STATED GOAL:
Restate the whole listing word for word. Pictures are left out.

══ ENTRIES PROVIDED

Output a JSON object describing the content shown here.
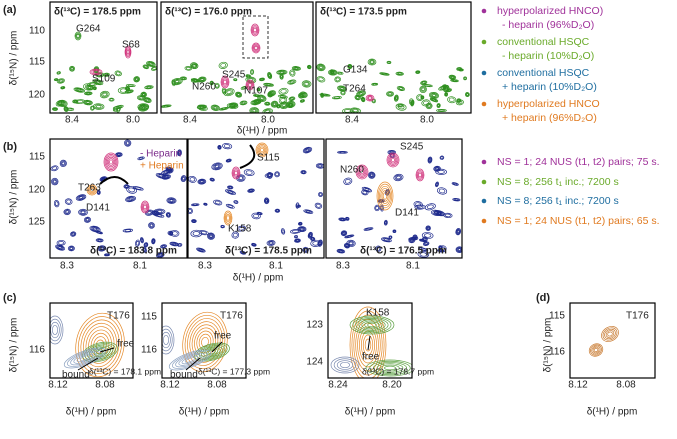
{
  "a": {
    "label": "(a)",
    "ylabel": "δ(¹⁵N) / ppm",
    "xlabel": "δ(¹H) / ppm",
    "yticks": [
      "110",
      "115",
      "120"
    ],
    "spectra": [
      {
        "title": "δ(¹³C) = 178.5 ppm",
        "peaks": [
          "G264",
          "S68",
          "S109"
        ],
        "xticks": [
          "8.4",
          "8.0"
        ]
      },
      {
        "title": "δ(¹³C) = 176.0 ppm",
        "peaks": [
          "S245",
          "N260",
          "N107"
        ],
        "xticks": [
          "8.4",
          "8.0"
        ]
      },
      {
        "title": "δ(¹³C) = 173.5 ppm",
        "peaks": [
          "G134",
          "T264"
        ],
        "xticks": [
          "8.4",
          "8.0"
        ]
      }
    ],
    "legend": [
      {
        "lines": [
          "hyperpolarized HNCO)",
          "- heparin (96%D₂O)"
        ]
      },
      {
        "lines": [
          "conventional HSQC",
          "- heparin (10%D₂O)"
        ]
      },
      {
        "lines": [
          "conventional HSQC",
          "+ heparin (10%D₂O)"
        ]
      },
      {
        "lines": [
          "hyperpolarized HNCO",
          "+ heparin (96%D₂O)"
        ]
      }
    ]
  },
  "b": {
    "label": "(b)",
    "ylabel": "δ(¹⁵N) / ppm",
    "xlabel": "δ(¹H) / ppm",
    "yticks": [
      "115",
      "120",
      "125"
    ],
    "inset_legend": [
      "- Heparin",
      "+ Heparin"
    ],
    "spectra": [
      {
        "title": "δ(¹³C) = 183.8 ppm",
        "peaks": [
          "T263",
          "D141"
        ],
        "xticks": [
          "8.3",
          "8.1"
        ]
      },
      {
        "title": "δ(¹³C) = 178.5 ppm",
        "peaks": [
          "S115",
          "K158"
        ],
        "xticks": [
          "8.3",
          "8.1"
        ]
      },
      {
        "title": "δ(¹³C) = 176.5 ppm",
        "peaks": [
          "N260",
          "S245",
          "D141"
        ],
        "xticks": [
          "8.3",
          "8.1"
        ]
      }
    ],
    "legend": [
      "NS = 1; 24 NUS (t1, t2) pairs; 75 s.",
      "NS = 8; 256 t₁ inc.; 7200 s",
      "NS = 8; 256 t₁ inc.; 7200 s",
      "NS = 1; 24 NUS (t1, t2) pairs; 65 s."
    ]
  },
  "c": {
    "label": "(c)",
    "ylabel": "δ(¹⁵N) / ppm",
    "xlabel": "δ(¹H) / ppm",
    "spectra": [
      {
        "residue": "T176",
        "yticks": [
          "116"
        ],
        "xticks": [
          "8.12",
          "8.08"
        ],
        "annotations": [
          "free",
          "bound"
        ],
        "note": "δ(¹³C) = 178.1 ppm"
      },
      {
        "residue": "T176",
        "yticks": [
          "115",
          "116"
        ],
        "xticks": [
          "8.12",
          "8.08"
        ],
        "annotations": [
          "free",
          "bound"
        ],
        "note": "δ(¹³C) = 177.3 ppm"
      },
      {
        "residue": "K158",
        "yticks": [
          "123",
          "124"
        ],
        "xticks": [
          "8.24",
          "8.20"
        ],
        "annotations": [
          "free"
        ],
        "note": "δ(¹³C) = 178.7 ppm"
      }
    ]
  },
  "d": {
    "label": "(d)",
    "ylabel": "δ(¹⁵N) / ppm",
    "xlabel": "δ(¹H) / ppm",
    "residue": "T176",
    "yticks": [
      "115",
      "116"
    ],
    "xticks": [
      "8.12",
      "8.08"
    ]
  }
}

════

WRITTEN SOLUTION:
Output a JSON object describing the content shown here.
{
  "a": {
    "label": "(a)",
    "ylabel": "δ(¹⁵N) / ppm",
    "xlabel": "δ(¹H) / ppm",
    "yticks": [
      "110",
      "115",
      "120"
    ],
    "spectra": [
      {
        "title": "δ(¹³C) = 178.5 ppm",
        "peaks": [
          "G264",
          "S68",
          "S109"
        ],
        "xticks": [
          "8.4",
          "8.0"
        ]
      },
      {
        "title": "δ(¹³C) = 176.0 ppm",
        "peaks": [
          "S245",
          "N260",
          "N107"
        ],
        "xticks": [
          "8.4",
          "8.0"
        ]
      },
      {
        "title": "δ(¹³C) = 173.5 ppm",
        "peaks": [
          "G134",
          "T264"
        ],
        "xticks": [
          "8.4",
          "8.0"
        ]
      }
    ],
    "legend": [
      {
        "lines": [
          "hyperpolarized HNCO)",
          "- heparin (96%D₂O)"
        ]
      },
      {
        "lines": [
          "conventional HSQC",
          "- heparin (10%D₂O)"
        ]
      },
      {
        "lines": [
          "conventional HSQC",
          "+ heparin (10%D₂O)"
        ]
      },
      {
        "lines": [
          "hyperpolarized HNCO",
          "+ heparin (96%D₂O)"
        ]
      }
    ]
  },
  "b": {
    "label": "(b)",
    "ylabel": "δ(¹⁵N) / ppm",
    "xlabel": "δ(¹H) / ppm",
    "yticks": [
      "115",
      "120",
      "125"
    ],
    "inset_legend": [
      "- Heparin",
      "+ Heparin"
    ],
    "spectra": [
      {
        "title": "δ(¹³C) = 183.8 ppm",
        "peaks": [
          "T263",
          "D141"
        ],
        "xticks": [
          "8.3",
          "8.1"
        ]
      },
      {
        "title": "δ(¹³C) = 178.5 ppm",
        "peaks": [
          "S115",
          "K158"
        ],
        "xticks": [
          "8.3",
          "8.1"
        ]
      },
      {
        "title": "δ(¹³C) = 176.5 ppm",
        "peaks": [
          "N260",
          "S245",
          "D141"
        ],
        "xticks": [
          "8.3",
          "8.1"
        ]
      }
    ],
    "legend": [
      "NS = 1; 24 NUS (t1, t2) pairs; 75 s.",
      "NS = 8; 256 t₁ inc.; 7200 s",
      "NS = 8; 256 t₁ inc.; 7200 s",
      "NS = 1; 24 NUS (t1, t2) pairs; 65 s."
    ]
  },
  "c": {
    "label": "(c)",
    "ylabel": "δ(¹⁵N) / ppm",
    "xlabel": "δ(¹H) / ppm",
    "spectra": [
      {
        "residue": "T176",
        "yticks": [
          "116"
        ],
        "xticks": [
          "8.12",
          "8.08"
        ],
        "annotations": [
          "free",
          "bound"
        ],
        "note": "δ(¹³C) = 178.1 ppm"
      },
      {
        "residue": "T176",
        "yticks": [
          "115",
          "116"
        ],
        "xticks": [
          "8.12",
          "8.08"
        ],
        "annotations": [
          "free",
          "bound"
        ],
        "note": "δ(¹³C) = 177.3 ppm"
      },
      {
        "residue": "K158",
        "yticks": [
          "123",
          "124"
        ],
        "xticks": [
          "8.24",
          "8.20"
        ],
        "annotations": [
          "free"
        ],
        "note": "δ(¹³C) = 178.7 ppm"
      }
    ]
  },
  "d": {
    "label": "(d)",
    "ylabel": "δ(¹⁵N) / ppm",
    "xlabel": "δ(¹H) / ppm",
    "residue": "T176",
    "yticks": [
      "115",
      "116"
    ],
    "xticks": [
      "8.12",
      "8.08"
    ]
  }
}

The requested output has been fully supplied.